Start of DATA FOR THIS EXERCISE

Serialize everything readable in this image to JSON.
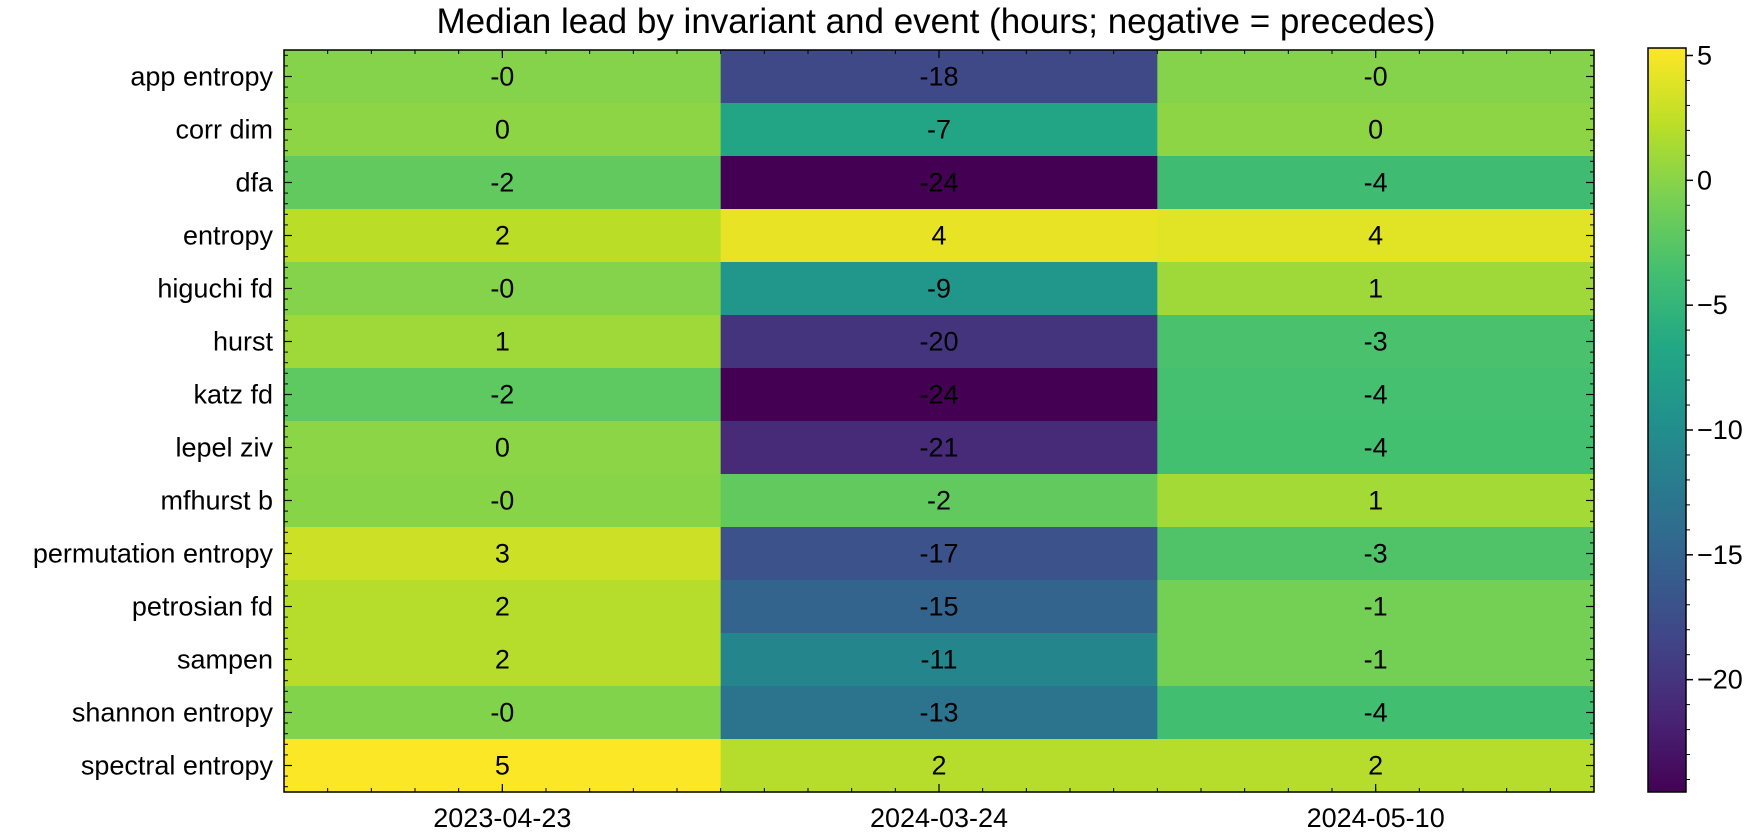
{
  "chart_data": {
    "type": "heatmap",
    "title": "Median lead by invariant and event (hours; negative = precedes)",
    "rows": [
      "app entropy",
      "corr dim",
      "dfa",
      "entropy",
      "higuchi fd",
      "hurst",
      "katz fd",
      "lepel ziv",
      "mfhurst b",
      "permutation entropy",
      "petrosian fd",
      "sampen",
      "shannon entropy",
      "spectral entropy"
    ],
    "columns": [
      "2023-04-23",
      "2024-03-24",
      "2024-05-10"
    ],
    "values": [
      [
        -0.2,
        -18.0,
        -0.2
      ],
      [
        0.2,
        -7.0,
        0.2
      ],
      [
        -2.0,
        -24.5,
        -4.0
      ],
      [
        2.2,
        4.3,
        4.0
      ],
      [
        -0.2,
        -9.0,
        1.0
      ],
      [
        1.0,
        -20.0,
        -3.3
      ],
      [
        -2.2,
        -24.5,
        -3.6
      ],
      [
        0.1,
        -21.0,
        -3.7
      ],
      [
        -0.1,
        -2.0,
        1.2
      ],
      [
        3.0,
        -17.0,
        -3.0
      ],
      [
        2.0,
        -15.0,
        -1.0
      ],
      [
        2.0,
        -11.0,
        -1.0
      ],
      [
        -0.3,
        -13.0,
        -3.8
      ],
      [
        5.2,
        2.0,
        2.0
      ]
    ],
    "cell_labels": [
      [
        "-0",
        "-18",
        "-0"
      ],
      [
        "0",
        "-7",
        "0"
      ],
      [
        "-2",
        "-24",
        "-4"
      ],
      [
        "2",
        "4",
        "4"
      ],
      [
        "-0",
        "-9",
        "1"
      ],
      [
        "1",
        "-20",
        "-3"
      ],
      [
        "-2",
        "-24",
        "-4"
      ],
      [
        "0",
        "-21",
        "-4"
      ],
      [
        "-0",
        "-2",
        "1"
      ],
      [
        "3",
        "-17",
        "-3"
      ],
      [
        "2",
        "-15",
        "-1"
      ],
      [
        "2",
        "-11",
        "-1"
      ],
      [
        "-0",
        "-13",
        "-4"
      ],
      [
        "5",
        "2",
        "2"
      ]
    ],
    "colormap": "viridis",
    "color_range": [
      -24.5,
      5.3
    ],
    "colorbar_ticks": [
      5,
      0,
      -5,
      -10,
      -15,
      -20
    ],
    "colorbar_tick_labels": [
      "5",
      "0",
      "−5",
      "−10",
      "−15",
      "−20"
    ]
  }
}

End of DATA FOR THIS EXERCISE

◆ WRITTEN TASK ◆
Copy the listing over exactly, skipping the pictures it holds.

◆ IN RESPONSE ◆
Serialize everything readable in this image to JSON.
{
  "chart_data": {
    "type": "heatmap",
    "title": "Median lead by invariant and event (hours; negative = precedes)",
    "rows": [
      "app entropy",
      "corr dim",
      "dfa",
      "entropy",
      "higuchi fd",
      "hurst",
      "katz fd",
      "lepel ziv",
      "mfhurst b",
      "permutation entropy",
      "petrosian fd",
      "sampen",
      "shannon entropy",
      "spectral entropy"
    ],
    "columns": [
      "2023-04-23",
      "2024-03-24",
      "2024-05-10"
    ],
    "values": [
      [
        -0.2,
        -18.0,
        -0.2
      ],
      [
        0.2,
        -7.0,
        0.2
      ],
      [
        -2.0,
        -24.5,
        -4.0
      ],
      [
        2.2,
        4.3,
        4.0
      ],
      [
        -0.2,
        -9.0,
        1.0
      ],
      [
        1.0,
        -20.0,
        -3.3
      ],
      [
        -2.2,
        -24.5,
        -3.6
      ],
      [
        0.1,
        -21.0,
        -3.7
      ],
      [
        -0.1,
        -2.0,
        1.2
      ],
      [
        3.0,
        -17.0,
        -3.0
      ],
      [
        2.0,
        -15.0,
        -1.0
      ],
      [
        2.0,
        -11.0,
        -1.0
      ],
      [
        -0.3,
        -13.0,
        -3.8
      ],
      [
        5.2,
        2.0,
        2.0
      ]
    ],
    "cell_labels": [
      [
        "-0",
        "-18",
        "-0"
      ],
      [
        "0",
        "-7",
        "0"
      ],
      [
        "-2",
        "-24",
        "-4"
      ],
      [
        "2",
        "4",
        "4"
      ],
      [
        "-0",
        "-9",
        "1"
      ],
      [
        "1",
        "-20",
        "-3"
      ],
      [
        "-2",
        "-24",
        "-4"
      ],
      [
        "0",
        "-21",
        "-4"
      ],
      [
        "-0",
        "-2",
        "1"
      ],
      [
        "3",
        "-17",
        "-3"
      ],
      [
        "2",
        "-15",
        "-1"
      ],
      [
        "2",
        "-11",
        "-1"
      ],
      [
        "-0",
        "-13",
        "-4"
      ],
      [
        "5",
        "2",
        "2"
      ]
    ],
    "colormap": "viridis",
    "color_range": [
      -24.5,
      5.3
    ],
    "colorbar_ticks": [
      5,
      0,
      -5,
      -10,
      -15,
      -20
    ],
    "colorbar_tick_labels": [
      "5",
      "0",
      "−5",
      "−10",
      "−15",
      "−20"
    ]
  }
}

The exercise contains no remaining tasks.